(Data records)
--- BEGIN ---
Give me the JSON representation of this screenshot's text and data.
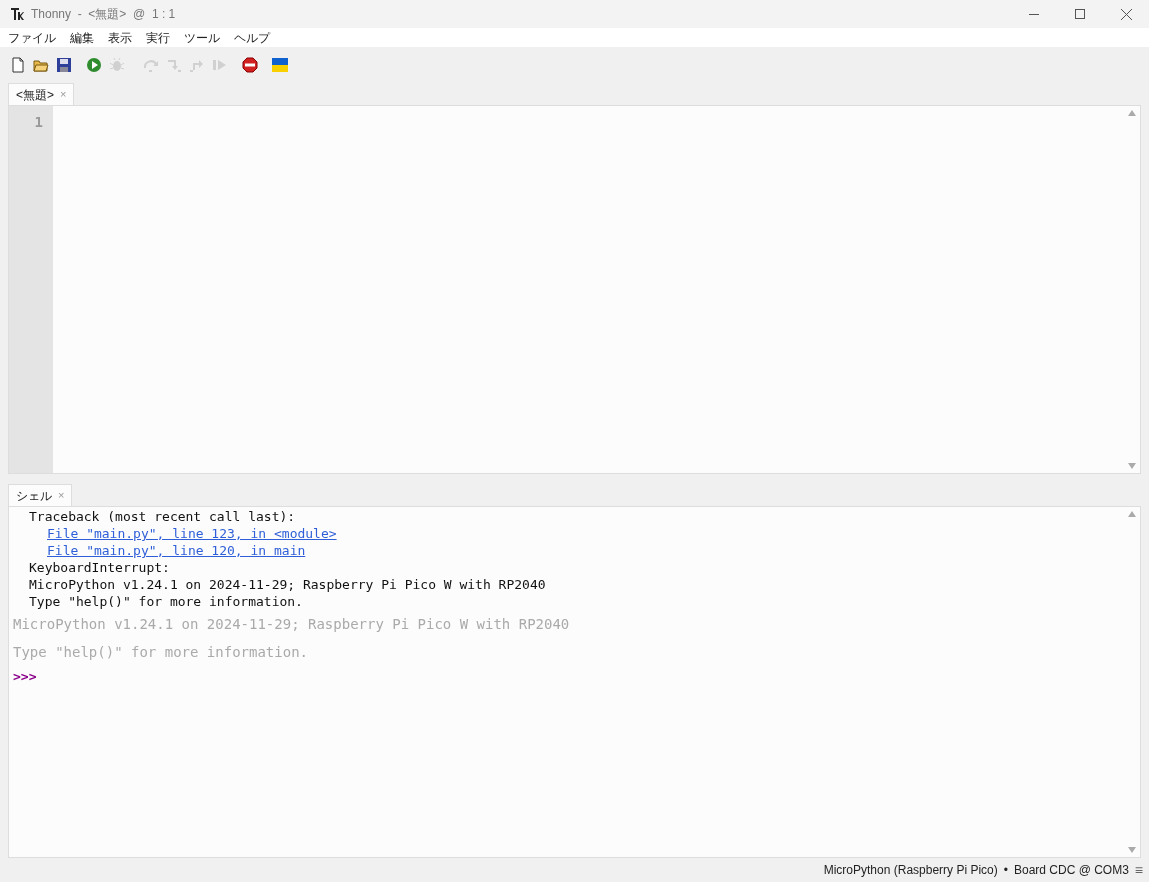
{
  "window": {
    "title": "Thonny  -  <無題>  @  1 : 1"
  },
  "menu": [
    "ファイル",
    "編集",
    "表示",
    "実行",
    "ツール",
    "ヘルプ"
  ],
  "toolbar": [
    {
      "kind": "new",
      "disabled": false
    },
    {
      "kind": "open",
      "disabled": false
    },
    {
      "kind": "save",
      "disabled": false
    },
    {
      "kind": "run",
      "disabled": false
    },
    {
      "kind": "debug",
      "disabled": true
    },
    {
      "kind": "step-over",
      "disabled": true
    },
    {
      "kind": "step-into",
      "disabled": true
    },
    {
      "kind": "step-out",
      "disabled": true
    },
    {
      "kind": "resume",
      "disabled": true
    },
    {
      "kind": "stop",
      "disabled": false
    },
    {
      "kind": "flag",
      "disabled": false
    }
  ],
  "editor": {
    "tabs": [
      {
        "label": "<無題>",
        "close": "×",
        "selected": true
      }
    ],
    "line_numbers": [
      "1"
    ]
  },
  "shell": {
    "tabs": [
      {
        "label": "シェル",
        "close": "×",
        "selected": true
      }
    ],
    "lines": [
      {
        "kind": "output",
        "text": "Traceback (most recent call last):"
      },
      {
        "kind": "link",
        "text": "File \"main.py\", line 123, in <module>"
      },
      {
        "kind": "link",
        "text": "File \"main.py\", line 120, in main"
      },
      {
        "kind": "output",
        "text": "KeyboardInterrupt:"
      },
      {
        "kind": "output",
        "text": "MicroPython v1.24.1 on 2024-11-29; Raspberry Pi Pico W with RP2040"
      },
      {
        "kind": "output",
        "text": "Type \"help()\" for more information."
      },
      {
        "kind": "banner",
        "text": "MicroPython v1.24.1 on 2024-11-29; Raspberry Pi Pico W with RP2040"
      },
      {
        "kind": "banner",
        "text": "Type \"help()\" for more information."
      },
      {
        "kind": "prompt",
        "text": ">>>"
      }
    ]
  },
  "status_bar": {
    "interpreter": "MicroPython (Raspberry Pi Pico)",
    "separator": "•",
    "port": "Board CDC @ COM3",
    "menu": "≡"
  }
}
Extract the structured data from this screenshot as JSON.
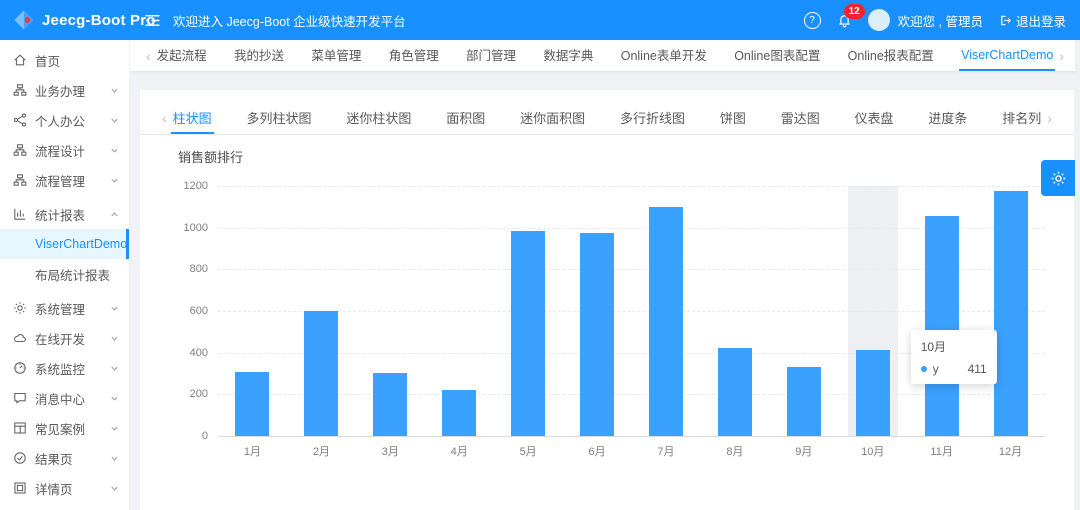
{
  "header": {
    "logo_text": "Jeecg-Boot Pro",
    "welcome": "欢迎进入 Jeecg-Boot 企业级快速开发平台",
    "notification_count": "12",
    "user_greeting": "欢迎您 , 管理员",
    "logout_label": "退出登录"
  },
  "icons": {
    "collapse": "menu-fold",
    "help": "question-circle",
    "notifications": "bell",
    "logout": "logout",
    "settings": "gear",
    "tab_scroll_left": "chevron-left",
    "tab_scroll_right": "chevron-right"
  },
  "sidebar": {
    "items": [
      {
        "label": "首页",
        "icon": "home"
      },
      {
        "label": "业务办理",
        "icon": "cluster",
        "expandable": true
      },
      {
        "label": "个人办公",
        "icon": "share",
        "expandable": true
      },
      {
        "label": "流程设计",
        "icon": "cluster",
        "expandable": true
      },
      {
        "label": "流程管理",
        "icon": "cluster",
        "expandable": true
      },
      {
        "label": "统计报表",
        "icon": "bar-chart",
        "expandable": true,
        "expanded": true
      },
      {
        "label": "ViserChartDemo",
        "child": true,
        "active": true
      },
      {
        "label": "布局统计报表",
        "child": true
      },
      {
        "label": "系统管理",
        "icon": "gear",
        "expandable": true
      },
      {
        "label": "在线开发",
        "icon": "cloud",
        "expandable": true
      },
      {
        "label": "系统监控",
        "icon": "dashboard",
        "expandable": true
      },
      {
        "label": "消息中心",
        "icon": "message",
        "expandable": true
      },
      {
        "label": "常见案例",
        "icon": "layout",
        "expandable": true
      },
      {
        "label": "结果页",
        "icon": "check-circle",
        "expandable": true
      },
      {
        "label": "详情页",
        "icon": "profile",
        "expandable": true
      }
    ]
  },
  "tabbar": {
    "tabs": [
      "发起流程",
      "我的抄送",
      "菜单管理",
      "角色管理",
      "部门管理",
      "数据字典",
      "Online表单开发",
      "Online图表配置",
      "Online报表配置",
      "ViserChartDemo"
    ],
    "active": "ViserChartDemo"
  },
  "chart_page": {
    "tabs": [
      "柱状图",
      "多列柱状图",
      "迷你柱状图",
      "面积图",
      "迷你面积图",
      "多行折线图",
      "饼图",
      "雷达图",
      "仪表盘",
      "进度条",
      "排名列"
    ],
    "active_tab": "柱状图",
    "title": "销售额排行"
  },
  "chart_data": {
    "type": "bar",
    "title": "销售额排行",
    "categories": [
      "1月",
      "2月",
      "3月",
      "4月",
      "5月",
      "6月",
      "7月",
      "8月",
      "9月",
      "10月",
      "11月",
      "12月"
    ],
    "values": [
      305,
      600,
      300,
      220,
      985,
      975,
      1100,
      420,
      330,
      411,
      1055,
      1175
    ],
    "xlabel": "",
    "ylabel": "",
    "ylim": [
      0,
      1200
    ],
    "y_ticks": [
      0,
      200,
      400,
      600,
      800,
      1000,
      1200
    ],
    "grid": "horizontal-dashed",
    "legend": "none",
    "bar_color": "#3aa1ff",
    "tooltip": {
      "title": "10月",
      "series": "y",
      "value": "411",
      "highlight_index": 9
    }
  },
  "colors": {
    "header_bg": "#1890ff",
    "accent": "#1890ff",
    "bar": "#3aa1ff",
    "badge": "#f5222d",
    "active_menu_bg": "#e6f7ff",
    "content_bg": "#f0f2f5"
  }
}
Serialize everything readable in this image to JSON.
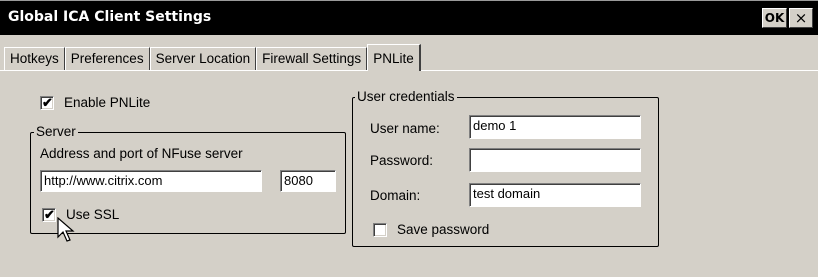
{
  "window": {
    "title": "Global ICA Client Settings",
    "ok_label": "OK",
    "close_label": "×"
  },
  "tabs": [
    {
      "label": "Hotkeys"
    },
    {
      "label": "Preferences"
    },
    {
      "label": "Server Location"
    },
    {
      "label": "Firewall Settings"
    },
    {
      "label": "PNLite",
      "active": true
    }
  ],
  "pnlite": {
    "enable_label": "Enable PNLite",
    "enable_checked": true,
    "server": {
      "title": "Server",
      "address_label": "Address and port of NFuse server",
      "address_value": "http://www.citrix.com",
      "port_value": "8080",
      "ssl_label": "Use SSL",
      "ssl_checked": true
    },
    "credentials": {
      "title": "User credentials",
      "username_label": "User name:",
      "username_value": "demo 1",
      "password_label": "Password:",
      "password_value": "",
      "domain_label": "Domain:",
      "domain_value": "test domain",
      "save_label": "Save password",
      "save_checked": false
    }
  }
}
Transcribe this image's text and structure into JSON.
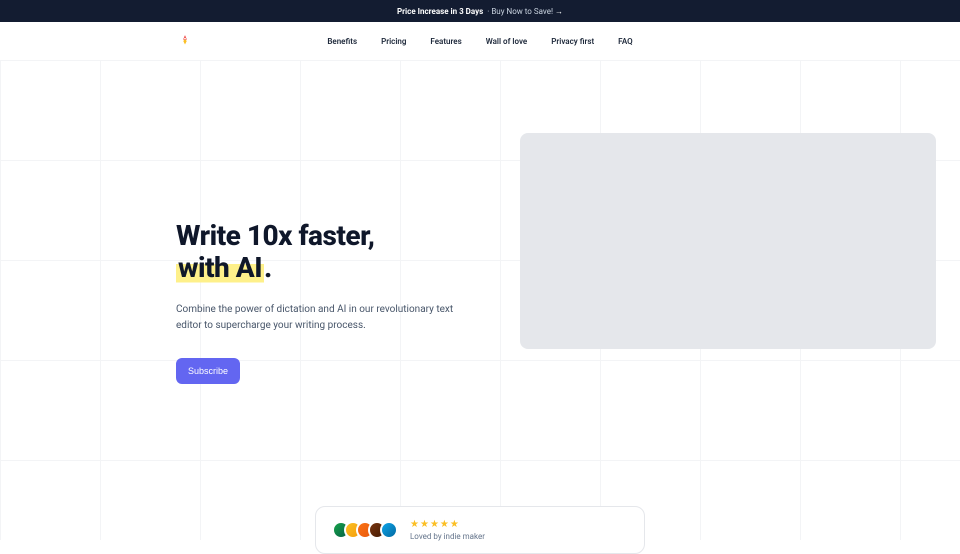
{
  "banner": {
    "bold": "Price Increase in 3 Days",
    "text": " ·  Buy Now to Save!",
    "arrow": "→"
  },
  "nav": {
    "items": [
      "Benefits",
      "Pricing",
      "Features",
      "Wall of love",
      "Privacy first",
      "FAQ"
    ]
  },
  "hero": {
    "title_line1": "Write 10x faster,",
    "title_highlight": "with AI",
    "title_period": ".",
    "subtitle": "Combine the power of dictation and AI in our revolutionary text editor to supercharge your writing process.",
    "cta": "Subscribe"
  },
  "social": {
    "loved_label": "Loved by indie maker"
  }
}
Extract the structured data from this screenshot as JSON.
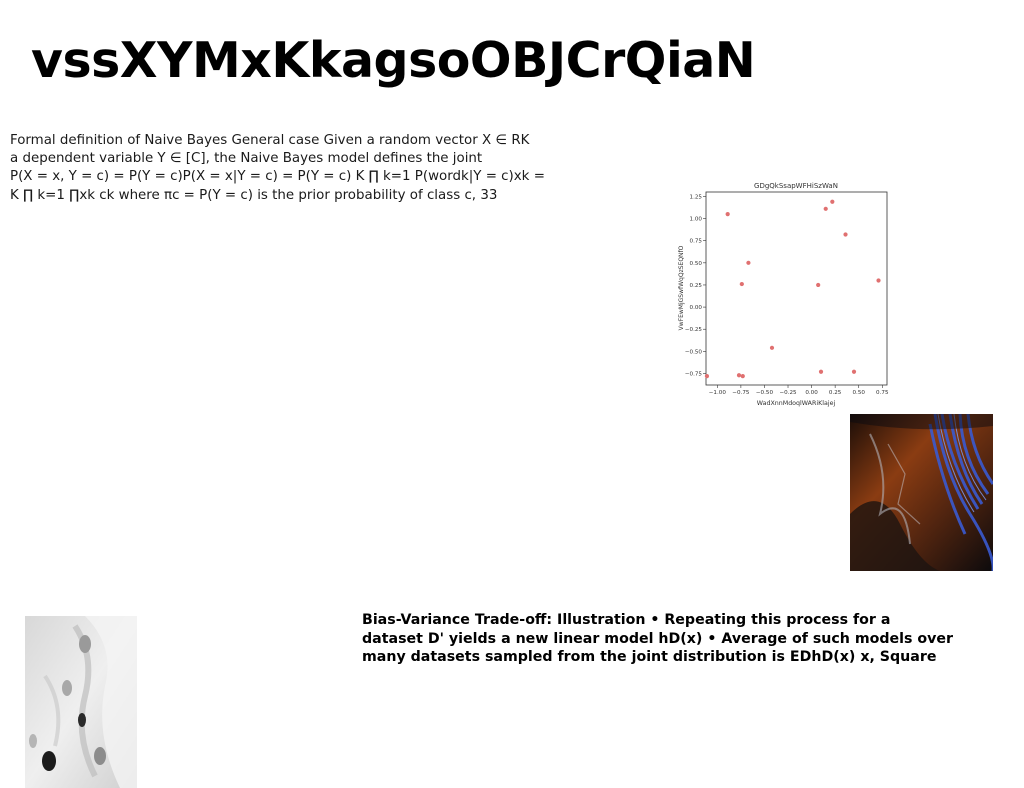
{
  "title": "vssXYMxKkagsoOBJCrQiaN",
  "naive_bayes_lines": [
    "Formal definition of Naive Bayes General case Given a random vector X ∈ RK",
    "a dependent variable Y ∈ [C], the Naive Bayes model defines the joint",
    "P(X = x, Y = c) = P(Y = c)P(X = x|Y = c) = P(Y = c) K ∏ k=1 P(wordk|Y = c)xk =",
    "K ∏ k=1 ∏xk ck where πc = P(Y = c) is the prior probability of class c, 33"
  ],
  "bias_variance_lines": [
    "Bias-Variance Trade-off: Illustration • Repeating this process for a",
    "dataset D' yields a new linear model hD(x) • Average of such models over",
    "many datasets sampled from the joint distribution is EDhD(x) x, Square"
  ],
  "chart_data": {
    "type": "scatter",
    "title": "GDgQkSsapWFHiSzWaN",
    "xlabel": "WadXnnMdoqlWARiKlajej",
    "ylabel": "VwFEwMjGSwfWqQzSEQNfO",
    "xlim": [
      -1.12,
      0.8
    ],
    "ylim": [
      -0.88,
      1.3
    ],
    "x_ticks": [
      -1.0,
      -0.75,
      -0.5,
      -0.25,
      0.0,
      0.25,
      0.5,
      0.75
    ],
    "x_tick_labels": [
      "−1.00",
      "−0.75",
      "−0.50",
      "−0.25",
      "0.00",
      "0.25",
      "0.50",
      "0.75"
    ],
    "y_ticks": [
      1.25,
      1.0,
      0.75,
      0.5,
      0.25,
      0.0,
      -0.25,
      -0.5,
      -0.75
    ],
    "y_tick_labels": [
      "1.25",
      "1.00",
      "0.75",
      "0.50",
      "0.25",
      "0.00",
      "−0.25",
      "−0.50",
      "−0.75"
    ],
    "grid": false,
    "marker_color": "#e07070",
    "points": [
      {
        "x": -1.11,
        "y": -0.78
      },
      {
        "x": -0.89,
        "y": 1.05
      },
      {
        "x": -0.77,
        "y": -0.77
      },
      {
        "x": -0.74,
        "y": 0.26
      },
      {
        "x": -0.73,
        "y": -0.78
      },
      {
        "x": -0.67,
        "y": 0.5
      },
      {
        "x": -0.42,
        "y": -0.46
      },
      {
        "x": 0.07,
        "y": 0.25
      },
      {
        "x": 0.1,
        "y": -0.73
      },
      {
        "x": 0.15,
        "y": 1.11
      },
      {
        "x": 0.22,
        "y": 1.19
      },
      {
        "x": 0.36,
        "y": 0.82
      },
      {
        "x": 0.45,
        "y": -0.73
      },
      {
        "x": 0.71,
        "y": 0.3
      }
    ]
  }
}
--- END ---
→ What to do: Find all lines with "into" in them and copy each one.

→ The result:
      "kind": "step-into",
Transcribe this image's text and structure into JSON.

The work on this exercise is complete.